What the exercise asks:
Your task is to locate every line holding the string "JSON" and to copy each of them.

Figure contents as structured data
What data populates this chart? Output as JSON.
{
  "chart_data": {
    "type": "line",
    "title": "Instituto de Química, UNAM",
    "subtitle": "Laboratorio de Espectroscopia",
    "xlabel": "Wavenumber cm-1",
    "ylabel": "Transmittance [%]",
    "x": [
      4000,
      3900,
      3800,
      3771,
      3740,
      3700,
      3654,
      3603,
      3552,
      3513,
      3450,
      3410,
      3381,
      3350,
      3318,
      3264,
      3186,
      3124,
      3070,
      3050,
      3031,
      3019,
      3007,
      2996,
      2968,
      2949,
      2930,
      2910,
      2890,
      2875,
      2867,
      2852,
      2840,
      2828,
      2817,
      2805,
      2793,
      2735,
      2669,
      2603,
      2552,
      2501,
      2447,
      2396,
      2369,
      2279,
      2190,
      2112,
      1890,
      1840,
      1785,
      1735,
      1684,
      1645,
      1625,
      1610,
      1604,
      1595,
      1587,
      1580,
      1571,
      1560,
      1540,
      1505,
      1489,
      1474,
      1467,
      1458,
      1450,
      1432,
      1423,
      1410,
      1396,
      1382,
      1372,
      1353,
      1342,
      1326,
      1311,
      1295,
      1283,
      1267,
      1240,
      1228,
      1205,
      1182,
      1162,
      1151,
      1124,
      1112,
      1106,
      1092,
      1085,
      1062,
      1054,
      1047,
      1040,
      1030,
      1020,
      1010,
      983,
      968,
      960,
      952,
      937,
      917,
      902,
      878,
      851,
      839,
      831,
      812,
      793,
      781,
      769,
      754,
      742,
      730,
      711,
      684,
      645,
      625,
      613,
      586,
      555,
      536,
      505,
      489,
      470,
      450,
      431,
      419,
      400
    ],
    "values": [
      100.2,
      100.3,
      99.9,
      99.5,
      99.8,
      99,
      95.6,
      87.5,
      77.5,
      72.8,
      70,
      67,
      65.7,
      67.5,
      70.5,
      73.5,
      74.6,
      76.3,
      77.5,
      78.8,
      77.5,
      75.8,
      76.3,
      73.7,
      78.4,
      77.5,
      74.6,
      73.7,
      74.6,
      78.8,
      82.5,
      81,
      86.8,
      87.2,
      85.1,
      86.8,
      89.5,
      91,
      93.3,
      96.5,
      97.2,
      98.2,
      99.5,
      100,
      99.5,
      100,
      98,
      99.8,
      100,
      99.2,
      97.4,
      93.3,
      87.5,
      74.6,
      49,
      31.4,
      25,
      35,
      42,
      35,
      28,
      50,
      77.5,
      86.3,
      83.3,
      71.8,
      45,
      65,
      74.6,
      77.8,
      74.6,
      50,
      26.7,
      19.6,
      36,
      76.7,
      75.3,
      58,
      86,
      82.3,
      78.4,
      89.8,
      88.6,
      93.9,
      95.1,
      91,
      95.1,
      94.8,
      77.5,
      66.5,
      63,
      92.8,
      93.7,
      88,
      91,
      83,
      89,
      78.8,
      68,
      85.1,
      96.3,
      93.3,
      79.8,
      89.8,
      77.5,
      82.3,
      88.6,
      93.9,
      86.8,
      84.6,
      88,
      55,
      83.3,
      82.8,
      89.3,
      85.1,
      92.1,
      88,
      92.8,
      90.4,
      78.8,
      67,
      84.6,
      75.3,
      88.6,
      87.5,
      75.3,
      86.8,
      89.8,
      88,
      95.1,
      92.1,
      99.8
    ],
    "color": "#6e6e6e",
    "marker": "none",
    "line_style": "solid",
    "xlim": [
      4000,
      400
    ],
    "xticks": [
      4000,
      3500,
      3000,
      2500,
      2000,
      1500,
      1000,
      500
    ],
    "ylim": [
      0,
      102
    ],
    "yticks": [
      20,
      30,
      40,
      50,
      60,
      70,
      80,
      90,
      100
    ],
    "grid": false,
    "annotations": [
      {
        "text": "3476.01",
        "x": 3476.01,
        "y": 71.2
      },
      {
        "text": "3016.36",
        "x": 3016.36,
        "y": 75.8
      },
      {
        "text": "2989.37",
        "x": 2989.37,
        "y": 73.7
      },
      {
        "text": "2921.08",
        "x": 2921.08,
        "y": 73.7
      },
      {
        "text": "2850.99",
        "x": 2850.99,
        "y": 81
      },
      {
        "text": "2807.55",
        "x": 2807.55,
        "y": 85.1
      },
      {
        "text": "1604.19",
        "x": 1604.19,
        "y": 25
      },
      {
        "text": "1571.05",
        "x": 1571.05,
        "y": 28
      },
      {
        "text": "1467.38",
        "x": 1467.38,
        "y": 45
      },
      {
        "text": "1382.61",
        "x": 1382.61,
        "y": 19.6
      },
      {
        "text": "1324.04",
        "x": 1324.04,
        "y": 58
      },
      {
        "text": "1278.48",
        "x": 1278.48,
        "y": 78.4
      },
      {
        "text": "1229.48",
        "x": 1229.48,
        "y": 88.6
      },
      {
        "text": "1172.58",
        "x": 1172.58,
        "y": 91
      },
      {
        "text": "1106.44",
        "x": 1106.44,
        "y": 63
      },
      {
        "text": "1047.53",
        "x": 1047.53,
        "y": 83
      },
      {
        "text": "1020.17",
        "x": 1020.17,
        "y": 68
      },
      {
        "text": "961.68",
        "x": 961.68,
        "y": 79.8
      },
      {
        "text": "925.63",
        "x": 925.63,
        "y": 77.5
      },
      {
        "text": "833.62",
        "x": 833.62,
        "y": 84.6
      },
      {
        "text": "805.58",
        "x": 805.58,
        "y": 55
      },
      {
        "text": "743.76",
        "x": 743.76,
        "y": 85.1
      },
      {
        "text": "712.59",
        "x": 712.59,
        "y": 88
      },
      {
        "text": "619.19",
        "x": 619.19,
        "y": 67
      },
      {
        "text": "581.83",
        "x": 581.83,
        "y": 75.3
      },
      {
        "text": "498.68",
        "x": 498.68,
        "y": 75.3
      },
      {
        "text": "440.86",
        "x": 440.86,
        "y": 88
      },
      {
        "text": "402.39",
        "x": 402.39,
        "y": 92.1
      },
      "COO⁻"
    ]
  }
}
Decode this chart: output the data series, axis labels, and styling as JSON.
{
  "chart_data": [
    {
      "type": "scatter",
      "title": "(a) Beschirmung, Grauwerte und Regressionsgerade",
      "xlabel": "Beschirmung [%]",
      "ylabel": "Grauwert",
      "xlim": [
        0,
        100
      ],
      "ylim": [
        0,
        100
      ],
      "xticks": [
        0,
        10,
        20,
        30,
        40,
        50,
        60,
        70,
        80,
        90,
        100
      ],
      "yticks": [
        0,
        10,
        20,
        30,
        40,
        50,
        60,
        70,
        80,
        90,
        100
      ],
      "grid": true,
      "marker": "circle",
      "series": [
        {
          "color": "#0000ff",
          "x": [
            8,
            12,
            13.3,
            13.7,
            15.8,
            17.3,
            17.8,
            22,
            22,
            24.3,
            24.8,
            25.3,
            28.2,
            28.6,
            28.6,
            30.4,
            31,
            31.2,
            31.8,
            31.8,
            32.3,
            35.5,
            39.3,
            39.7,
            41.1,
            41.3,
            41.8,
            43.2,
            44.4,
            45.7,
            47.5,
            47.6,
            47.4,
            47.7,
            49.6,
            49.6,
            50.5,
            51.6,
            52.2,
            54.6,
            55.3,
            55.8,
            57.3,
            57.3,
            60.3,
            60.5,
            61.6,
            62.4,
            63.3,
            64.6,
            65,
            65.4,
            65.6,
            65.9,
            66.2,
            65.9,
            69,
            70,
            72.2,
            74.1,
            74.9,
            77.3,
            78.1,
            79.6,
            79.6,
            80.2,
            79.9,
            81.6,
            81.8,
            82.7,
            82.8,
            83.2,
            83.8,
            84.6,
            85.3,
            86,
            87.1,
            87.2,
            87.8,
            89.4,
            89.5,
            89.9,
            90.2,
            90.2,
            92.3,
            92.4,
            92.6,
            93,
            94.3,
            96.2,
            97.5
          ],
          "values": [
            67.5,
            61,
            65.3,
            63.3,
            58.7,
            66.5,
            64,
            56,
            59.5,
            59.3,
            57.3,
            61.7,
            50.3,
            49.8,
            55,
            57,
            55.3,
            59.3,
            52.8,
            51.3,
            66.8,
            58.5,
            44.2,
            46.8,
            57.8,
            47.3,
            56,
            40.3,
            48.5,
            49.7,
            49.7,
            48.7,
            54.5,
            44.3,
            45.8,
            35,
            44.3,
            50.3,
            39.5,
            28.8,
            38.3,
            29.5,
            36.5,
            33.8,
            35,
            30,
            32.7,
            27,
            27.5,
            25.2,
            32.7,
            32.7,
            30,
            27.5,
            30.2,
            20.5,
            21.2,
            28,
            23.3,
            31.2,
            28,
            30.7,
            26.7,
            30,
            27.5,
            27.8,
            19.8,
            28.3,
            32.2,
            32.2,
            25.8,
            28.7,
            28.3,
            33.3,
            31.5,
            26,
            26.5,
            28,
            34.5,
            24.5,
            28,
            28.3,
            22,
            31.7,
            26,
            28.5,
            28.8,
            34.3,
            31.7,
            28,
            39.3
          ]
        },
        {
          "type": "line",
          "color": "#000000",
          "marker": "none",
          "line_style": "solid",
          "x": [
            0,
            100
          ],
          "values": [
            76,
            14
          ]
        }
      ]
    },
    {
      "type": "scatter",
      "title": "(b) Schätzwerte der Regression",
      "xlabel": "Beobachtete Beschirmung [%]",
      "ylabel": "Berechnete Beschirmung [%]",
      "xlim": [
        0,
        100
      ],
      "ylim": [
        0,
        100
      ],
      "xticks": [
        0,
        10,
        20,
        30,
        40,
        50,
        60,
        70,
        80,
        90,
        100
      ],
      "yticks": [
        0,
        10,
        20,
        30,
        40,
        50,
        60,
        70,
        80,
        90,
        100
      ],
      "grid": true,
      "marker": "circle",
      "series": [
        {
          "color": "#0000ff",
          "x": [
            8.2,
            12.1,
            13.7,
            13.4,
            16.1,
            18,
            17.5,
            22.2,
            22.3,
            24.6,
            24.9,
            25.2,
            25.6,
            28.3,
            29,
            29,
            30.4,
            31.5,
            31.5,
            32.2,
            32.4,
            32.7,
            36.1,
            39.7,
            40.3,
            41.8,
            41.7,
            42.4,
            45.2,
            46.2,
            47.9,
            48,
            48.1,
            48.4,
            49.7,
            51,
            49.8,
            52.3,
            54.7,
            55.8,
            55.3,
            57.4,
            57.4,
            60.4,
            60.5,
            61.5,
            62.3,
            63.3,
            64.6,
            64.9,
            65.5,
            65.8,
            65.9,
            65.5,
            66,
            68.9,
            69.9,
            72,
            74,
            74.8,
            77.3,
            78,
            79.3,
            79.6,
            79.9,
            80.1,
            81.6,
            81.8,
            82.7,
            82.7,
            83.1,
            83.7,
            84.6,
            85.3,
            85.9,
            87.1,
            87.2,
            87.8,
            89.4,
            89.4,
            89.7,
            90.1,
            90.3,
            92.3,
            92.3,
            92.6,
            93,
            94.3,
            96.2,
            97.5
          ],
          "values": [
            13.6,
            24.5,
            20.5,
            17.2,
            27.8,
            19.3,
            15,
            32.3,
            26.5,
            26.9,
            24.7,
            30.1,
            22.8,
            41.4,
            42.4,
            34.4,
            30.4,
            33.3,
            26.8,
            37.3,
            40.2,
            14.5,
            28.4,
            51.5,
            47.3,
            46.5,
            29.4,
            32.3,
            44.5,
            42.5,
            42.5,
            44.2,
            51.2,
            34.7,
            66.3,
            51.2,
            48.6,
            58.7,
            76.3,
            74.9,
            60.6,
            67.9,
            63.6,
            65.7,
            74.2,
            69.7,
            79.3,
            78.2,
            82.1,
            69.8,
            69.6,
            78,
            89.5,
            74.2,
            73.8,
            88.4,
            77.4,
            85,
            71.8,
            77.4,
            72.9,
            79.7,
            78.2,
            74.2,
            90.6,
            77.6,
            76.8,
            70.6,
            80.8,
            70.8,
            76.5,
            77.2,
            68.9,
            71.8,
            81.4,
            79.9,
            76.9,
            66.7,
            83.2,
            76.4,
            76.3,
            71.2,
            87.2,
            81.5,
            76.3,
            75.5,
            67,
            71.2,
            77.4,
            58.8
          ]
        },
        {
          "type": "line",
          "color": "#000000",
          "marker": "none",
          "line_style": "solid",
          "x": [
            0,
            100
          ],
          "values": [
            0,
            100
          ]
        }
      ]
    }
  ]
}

Reply:
What data populates this chart? Output as JSON.
Decode this chart: output the data series, axis labels, and styling as JSON.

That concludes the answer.